Requirements: Copy out all of the material exactly.

BEGIN Data shown

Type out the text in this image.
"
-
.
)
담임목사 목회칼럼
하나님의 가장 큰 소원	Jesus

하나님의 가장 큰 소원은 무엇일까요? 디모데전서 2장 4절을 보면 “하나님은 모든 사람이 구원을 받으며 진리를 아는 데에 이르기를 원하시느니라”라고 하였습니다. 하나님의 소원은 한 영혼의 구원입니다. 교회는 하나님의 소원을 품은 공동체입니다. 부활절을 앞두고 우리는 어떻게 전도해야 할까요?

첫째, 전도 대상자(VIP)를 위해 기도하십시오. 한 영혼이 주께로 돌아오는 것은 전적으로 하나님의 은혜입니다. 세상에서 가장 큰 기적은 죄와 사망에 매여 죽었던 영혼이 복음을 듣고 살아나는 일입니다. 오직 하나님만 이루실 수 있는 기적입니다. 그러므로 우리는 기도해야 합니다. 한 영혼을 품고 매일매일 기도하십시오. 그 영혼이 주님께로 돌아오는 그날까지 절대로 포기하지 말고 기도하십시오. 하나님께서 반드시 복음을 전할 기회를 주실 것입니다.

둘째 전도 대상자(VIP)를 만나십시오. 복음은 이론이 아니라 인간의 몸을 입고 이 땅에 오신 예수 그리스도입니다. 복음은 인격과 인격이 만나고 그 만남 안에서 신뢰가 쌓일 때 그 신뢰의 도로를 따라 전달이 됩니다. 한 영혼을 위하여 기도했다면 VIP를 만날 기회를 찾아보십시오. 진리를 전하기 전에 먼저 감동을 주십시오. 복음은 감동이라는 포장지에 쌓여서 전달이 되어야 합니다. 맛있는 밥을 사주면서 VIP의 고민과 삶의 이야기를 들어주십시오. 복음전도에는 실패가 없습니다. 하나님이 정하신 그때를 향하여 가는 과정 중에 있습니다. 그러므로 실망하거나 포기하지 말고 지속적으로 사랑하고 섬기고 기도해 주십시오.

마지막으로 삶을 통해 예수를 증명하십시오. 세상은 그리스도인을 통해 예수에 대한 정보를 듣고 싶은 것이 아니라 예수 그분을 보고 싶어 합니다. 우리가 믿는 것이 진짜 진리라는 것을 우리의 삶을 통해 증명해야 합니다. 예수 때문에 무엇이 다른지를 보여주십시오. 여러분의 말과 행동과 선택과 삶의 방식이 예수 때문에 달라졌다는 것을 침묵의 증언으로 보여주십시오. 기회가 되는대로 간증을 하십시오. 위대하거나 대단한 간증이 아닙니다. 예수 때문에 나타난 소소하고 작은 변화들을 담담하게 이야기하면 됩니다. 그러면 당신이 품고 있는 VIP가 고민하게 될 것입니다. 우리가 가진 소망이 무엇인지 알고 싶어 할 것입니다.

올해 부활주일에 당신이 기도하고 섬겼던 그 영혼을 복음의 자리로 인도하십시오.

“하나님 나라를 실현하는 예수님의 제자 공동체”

END Data shown

Complete response:
Type out the text in this image.
"
-
.
)
담임목사 목회칼럼
하나님의 가장 큰 소원	Jesus

하나님의 가장 큰 소원은 무엇일까요? 디모데전서 2장 4절을 보면 “하나님은 모든 사람이 구원을 받으며 진리를 아는 데에 이르기를 원하시느니라”라고 하였습니다. 하나님의 소원은 한 영혼의 구원입니다. 교회는 하나님의 소원을 품은 공동체입니다. 부활절을 앞두고 우리는 어떻게 전도해야 할까요?

첫째, 전도 대상자(VIP)를 위해 기도하십시오. 한 영혼이 주께로 돌아오는 것은 전적으로 하나님의 은혜입니다. 세상에서 가장 큰 기적은 죄와 사망에 매여 죽었던 영혼이 복음을 듣고 살아나는 일입니다. 오직 하나님만 이루실 수 있는 기적입니다. 그러므로 우리는 기도해야 합니다. 한 영혼을 품고 매일매일 기도하십시오. 그 영혼이 주님께로 돌아오는 그날까지 절대로 포기하지 말고 기도하십시오. 하나님께서 반드시 복음을 전할 기회를 주실 것입니다.

둘째 전도 대상자(VIP)를 만나십시오. 복음은 이론이 아니라 인간의 몸을 입고 이 땅에 오신 예수 그리스도입니다. 복음은 인격과 인격이 만나고 그 만남 안에서 신뢰가 쌓일 때 그 신뢰의 도로를 따라 전달이 됩니다. 한 영혼을 위하여 기도했다면 VIP를 만날 기회를 찾아보십시오. 진리를 전하기 전에 먼저 감동을 주십시오. 복음은 감동이라는 포장지에 쌓여서 전달이 되어야 합니다. 맛있는 밥을 사주면서 VIP의 고민과 삶의 이야기를 들어주십시오. 복음전도에는 실패가 없습니다. 하나님이 정하신 그때를 향하여 가는 과정 중에 있습니다. 그러므로 실망하거나 포기하지 말고 지속적으로 사랑하고 섬기고 기도해 주십시오.

마지막으로 삶을 통해 예수를 증명하십시오. 세상은 그리스도인을 통해 예수에 대한 정보를 듣고 싶은 것이 아니라 예수 그분을 보고 싶어 합니다. 우리가 믿는 것이 진짜 진리라는 것을 우리의 삶을 통해 증명해야 합니다. 예수 때문에 무엇이 다른지를 보여주십시오. 여러분의 말과 행동과 선택과 삶의 방식이 예수 때문에 달라졌다는 것을 침묵의 증언으로 보여주십시오. 기회가 되는대로 간증을 하십시오. 위대하거나 대단한 간증이 아닙니다. 예수 때문에 나타난 소소하고 작은 변화들을 담담하게 이야기하면 됩니다. 그러면 당신이 품고 있는 VIP가 고민하게 될 것입니다. 우리가 가진 소망이 무엇인지 알고 싶어 할 것입니다.

올해 부활주일에 당신이 기도하고 섬겼던 그 영혼을 복음의 자리로 인도하십시오.

“하나님 나라를 실현하는 예수님의 제자 공동체”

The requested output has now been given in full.